## Start Reading text
11 U.S.C. § 362(a)(7).

Therefore, even though a creditor has a right to setoff, it is prevented from enforcing such right until the bankruptcy court grants permission to do so. The announced practice of the bankruptcy court in Dayton is to require a creditor to file a motion for relief from the automatic stay if the creditor wishes to place a temporary “administrative freeze” upon a debtor’s funds deposited with the creditor until the court determines the creditor’s rights in such funds. Figgers v. Dayton Power & Light Employees Federal Credit Union (In re Figgers), 121 B.R. 772 (Bankr.S.D.Ohio 1990); Homan v. Kemba Cincinnati Credit Union (In re Homan), 116 B.R. 595 (Bankr.S.D.Ohio 1990):

[T]his court determines that, if the financial institution wishes to place an administrative freeze or a hold on a chapter 13 debtor’s funds on deposit, simultaneous with any such proposed exercise of control over the debtor’s funds, the Code requires the financial institution to seek a judicial determination of the relative rights of the parties with respect to the funds and an immediate order from the Bankruptcy Court modifying or conditioning the stay to permit the financial institution to freeze or hold the funds pending the court’s resolution of the issues presented. In re Homan, 116 B.R.
## End Reading text
## Start Information given
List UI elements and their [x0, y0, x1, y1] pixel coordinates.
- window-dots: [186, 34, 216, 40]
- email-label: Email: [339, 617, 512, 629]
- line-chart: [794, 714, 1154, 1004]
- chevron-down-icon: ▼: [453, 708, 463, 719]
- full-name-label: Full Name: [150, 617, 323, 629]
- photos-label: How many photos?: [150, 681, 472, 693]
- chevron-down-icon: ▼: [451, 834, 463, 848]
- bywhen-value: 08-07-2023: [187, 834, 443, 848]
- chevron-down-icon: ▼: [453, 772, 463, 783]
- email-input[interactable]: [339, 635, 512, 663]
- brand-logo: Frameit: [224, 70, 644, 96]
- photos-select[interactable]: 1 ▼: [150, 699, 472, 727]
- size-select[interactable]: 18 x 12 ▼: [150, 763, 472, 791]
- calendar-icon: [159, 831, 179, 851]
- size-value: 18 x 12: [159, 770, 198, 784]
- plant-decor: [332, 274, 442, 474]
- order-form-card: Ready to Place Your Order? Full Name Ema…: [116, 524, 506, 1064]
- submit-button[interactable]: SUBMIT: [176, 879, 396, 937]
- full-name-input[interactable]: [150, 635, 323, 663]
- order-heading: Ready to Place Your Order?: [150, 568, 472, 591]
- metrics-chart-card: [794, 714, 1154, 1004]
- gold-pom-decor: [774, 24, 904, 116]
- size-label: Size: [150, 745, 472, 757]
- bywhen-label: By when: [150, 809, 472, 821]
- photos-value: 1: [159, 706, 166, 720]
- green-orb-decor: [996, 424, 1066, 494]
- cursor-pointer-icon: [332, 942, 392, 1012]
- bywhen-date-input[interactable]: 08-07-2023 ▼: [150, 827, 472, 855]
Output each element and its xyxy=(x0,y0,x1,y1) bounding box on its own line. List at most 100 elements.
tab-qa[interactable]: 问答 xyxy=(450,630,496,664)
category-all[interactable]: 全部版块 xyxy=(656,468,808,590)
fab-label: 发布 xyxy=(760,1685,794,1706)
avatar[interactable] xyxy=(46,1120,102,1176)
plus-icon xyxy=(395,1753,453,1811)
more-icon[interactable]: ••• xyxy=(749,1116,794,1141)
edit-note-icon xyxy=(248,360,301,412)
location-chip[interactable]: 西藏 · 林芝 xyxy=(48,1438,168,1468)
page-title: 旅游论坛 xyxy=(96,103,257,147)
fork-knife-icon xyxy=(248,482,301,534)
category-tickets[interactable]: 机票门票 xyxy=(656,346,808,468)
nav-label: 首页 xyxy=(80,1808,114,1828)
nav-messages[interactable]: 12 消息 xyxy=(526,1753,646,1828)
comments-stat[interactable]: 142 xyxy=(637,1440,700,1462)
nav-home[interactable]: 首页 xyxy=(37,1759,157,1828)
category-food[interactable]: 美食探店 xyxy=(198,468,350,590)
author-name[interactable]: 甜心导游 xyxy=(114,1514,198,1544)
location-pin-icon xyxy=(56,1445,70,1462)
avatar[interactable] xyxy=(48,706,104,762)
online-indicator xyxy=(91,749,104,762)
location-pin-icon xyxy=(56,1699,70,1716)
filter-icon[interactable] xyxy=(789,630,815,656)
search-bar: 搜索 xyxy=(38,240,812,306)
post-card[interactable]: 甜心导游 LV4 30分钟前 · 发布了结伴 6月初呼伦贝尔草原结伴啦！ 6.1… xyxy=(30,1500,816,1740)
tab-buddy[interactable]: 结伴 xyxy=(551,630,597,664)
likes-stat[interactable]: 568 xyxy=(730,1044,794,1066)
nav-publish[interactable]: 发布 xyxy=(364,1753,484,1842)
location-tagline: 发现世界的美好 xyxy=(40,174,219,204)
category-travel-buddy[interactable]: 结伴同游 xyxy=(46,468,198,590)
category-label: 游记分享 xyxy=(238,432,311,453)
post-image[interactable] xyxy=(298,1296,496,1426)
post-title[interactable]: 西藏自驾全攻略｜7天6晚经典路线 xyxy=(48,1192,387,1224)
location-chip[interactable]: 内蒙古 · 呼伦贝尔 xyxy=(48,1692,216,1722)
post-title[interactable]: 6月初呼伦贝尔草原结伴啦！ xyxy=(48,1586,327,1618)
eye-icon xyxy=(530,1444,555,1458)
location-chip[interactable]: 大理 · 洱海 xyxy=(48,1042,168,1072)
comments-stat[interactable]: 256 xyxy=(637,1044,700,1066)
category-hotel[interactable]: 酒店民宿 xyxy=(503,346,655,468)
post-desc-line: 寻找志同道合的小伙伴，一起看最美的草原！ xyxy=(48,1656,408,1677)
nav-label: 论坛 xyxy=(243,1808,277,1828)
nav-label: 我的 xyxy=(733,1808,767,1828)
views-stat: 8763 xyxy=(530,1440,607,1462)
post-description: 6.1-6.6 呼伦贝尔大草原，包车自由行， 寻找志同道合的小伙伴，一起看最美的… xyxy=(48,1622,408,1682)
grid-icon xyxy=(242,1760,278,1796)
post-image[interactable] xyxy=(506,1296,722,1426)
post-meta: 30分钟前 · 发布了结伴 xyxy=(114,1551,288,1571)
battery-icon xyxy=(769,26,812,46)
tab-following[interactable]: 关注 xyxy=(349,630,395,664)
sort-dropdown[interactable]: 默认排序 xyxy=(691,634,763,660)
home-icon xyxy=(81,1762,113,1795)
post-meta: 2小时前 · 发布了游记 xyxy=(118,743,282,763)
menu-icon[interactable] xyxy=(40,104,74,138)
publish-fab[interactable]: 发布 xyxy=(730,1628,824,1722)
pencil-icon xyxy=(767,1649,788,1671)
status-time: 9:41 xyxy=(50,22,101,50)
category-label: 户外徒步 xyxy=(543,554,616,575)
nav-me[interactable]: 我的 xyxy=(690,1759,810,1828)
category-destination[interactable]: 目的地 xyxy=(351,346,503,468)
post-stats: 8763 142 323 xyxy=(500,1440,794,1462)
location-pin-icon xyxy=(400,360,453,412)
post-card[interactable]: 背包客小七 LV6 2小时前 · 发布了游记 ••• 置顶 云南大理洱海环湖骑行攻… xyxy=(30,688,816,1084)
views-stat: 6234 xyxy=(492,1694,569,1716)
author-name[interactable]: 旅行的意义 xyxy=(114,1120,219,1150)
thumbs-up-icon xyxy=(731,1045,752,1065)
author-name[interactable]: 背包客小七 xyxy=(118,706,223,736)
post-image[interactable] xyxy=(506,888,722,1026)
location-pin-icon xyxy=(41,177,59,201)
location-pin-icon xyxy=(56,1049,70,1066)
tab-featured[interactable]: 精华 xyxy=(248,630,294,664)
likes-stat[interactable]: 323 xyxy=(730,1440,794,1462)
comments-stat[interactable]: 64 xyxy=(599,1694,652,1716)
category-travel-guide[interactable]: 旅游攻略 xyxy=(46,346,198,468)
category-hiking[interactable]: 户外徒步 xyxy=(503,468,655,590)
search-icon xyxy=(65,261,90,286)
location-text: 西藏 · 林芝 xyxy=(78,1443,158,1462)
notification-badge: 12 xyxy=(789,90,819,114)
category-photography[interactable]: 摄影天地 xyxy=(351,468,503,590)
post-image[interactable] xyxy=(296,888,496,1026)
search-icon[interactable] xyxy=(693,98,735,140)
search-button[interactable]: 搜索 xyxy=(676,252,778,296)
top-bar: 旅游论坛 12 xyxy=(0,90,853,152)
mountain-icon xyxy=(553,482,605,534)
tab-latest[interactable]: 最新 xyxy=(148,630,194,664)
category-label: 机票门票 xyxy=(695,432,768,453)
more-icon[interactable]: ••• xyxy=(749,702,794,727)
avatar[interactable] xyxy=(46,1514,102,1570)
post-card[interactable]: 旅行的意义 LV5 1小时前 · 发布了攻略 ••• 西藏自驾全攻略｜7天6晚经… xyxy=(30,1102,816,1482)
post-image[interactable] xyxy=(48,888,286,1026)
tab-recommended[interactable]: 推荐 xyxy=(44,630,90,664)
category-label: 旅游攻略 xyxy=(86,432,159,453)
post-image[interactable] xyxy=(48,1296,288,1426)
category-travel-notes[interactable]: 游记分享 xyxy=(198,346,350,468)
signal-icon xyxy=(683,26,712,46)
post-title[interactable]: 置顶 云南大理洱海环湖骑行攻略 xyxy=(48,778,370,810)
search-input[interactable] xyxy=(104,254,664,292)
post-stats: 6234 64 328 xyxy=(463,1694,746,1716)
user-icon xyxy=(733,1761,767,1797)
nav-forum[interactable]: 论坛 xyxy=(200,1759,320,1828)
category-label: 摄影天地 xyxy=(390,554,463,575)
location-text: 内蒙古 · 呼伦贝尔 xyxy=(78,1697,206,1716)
## End Information given
# Written task
Please answer from the setoff passage: what must a creditor file, under the announced practice of the bankruptcy court in Dayton, to place a temporary "administrative freeze" on a debtor's deposited funds? The records have no connection to the setoff passage.

# Task answer
A motion for relief from the automatic stay.